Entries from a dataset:
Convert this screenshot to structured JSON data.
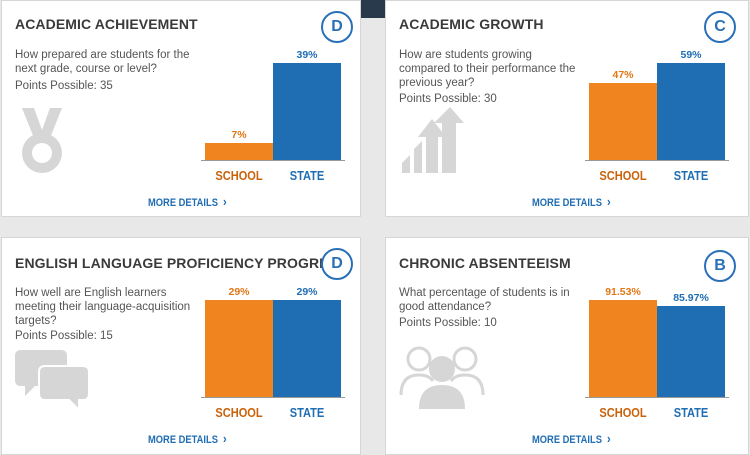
{
  "cards": [
    {
      "title": "ACADEMIC ACHIEVEMENT",
      "grade": "D",
      "question": [
        "How prepared are students for the",
        "next grade, course or level?"
      ],
      "points": "Points Possible: 35",
      "icon": "medal-icon",
      "school_label": "SCHOOL",
      "state_label": "STATE",
      "more": "MORE DETAILS",
      "school_value": 7,
      "school_text": "7%",
      "state_value": 39,
      "state_text": "39%"
    },
    {
      "title": "ACADEMIC GROWTH",
      "grade": "C",
      "question": [
        "How are students growing",
        "compared to their performance the",
        "previous year?"
      ],
      "points": "Points Possible: 30",
      "icon": "growth-arrows-icon",
      "school_label": "SCHOOL",
      "state_label": "STATE",
      "more": "MORE DETAILS",
      "school_value": 47,
      "school_text": "47%",
      "state_value": 59,
      "state_text": "59%"
    },
    {
      "title": "ENGLISH LANGUAGE PROFICIENCY PROGRESS",
      "grade": "D",
      "question": [
        "How well are English learners",
        "meeting their language-acquisition",
        "targets?"
      ],
      "points": "Points Possible: 15",
      "icon": "speech-bubbles-icon",
      "school_label": "SCHOOL",
      "state_label": "STATE",
      "more": "MORE DETAILS",
      "school_value": 29,
      "school_text": "29%",
      "state_value": 29,
      "state_text": "29%"
    },
    {
      "title": "CHRONIC ABSENTEEISM",
      "grade": "B",
      "question": [
        "What percentage of students is in",
        "good attendance?"
      ],
      "points": "Points Possible: 10",
      "icon": "people-group-icon",
      "school_label": "SCHOOL",
      "state_label": "STATE",
      "more": "MORE DETAILS",
      "school_value": 91.53,
      "school_text": "91.53%",
      "state_value": 85.97,
      "state_text": "85.97%"
    }
  ],
  "colors": {
    "school": "#f0851f",
    "state": "#1f6db3",
    "grade_ring": "#2a70b8",
    "icon_gray": "#d6d6d6"
  }
}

What you are asked to do>
Each line that contains the string "Possible" counts once; report how many such lines the entries have, giving only the number.

Exercise result>
4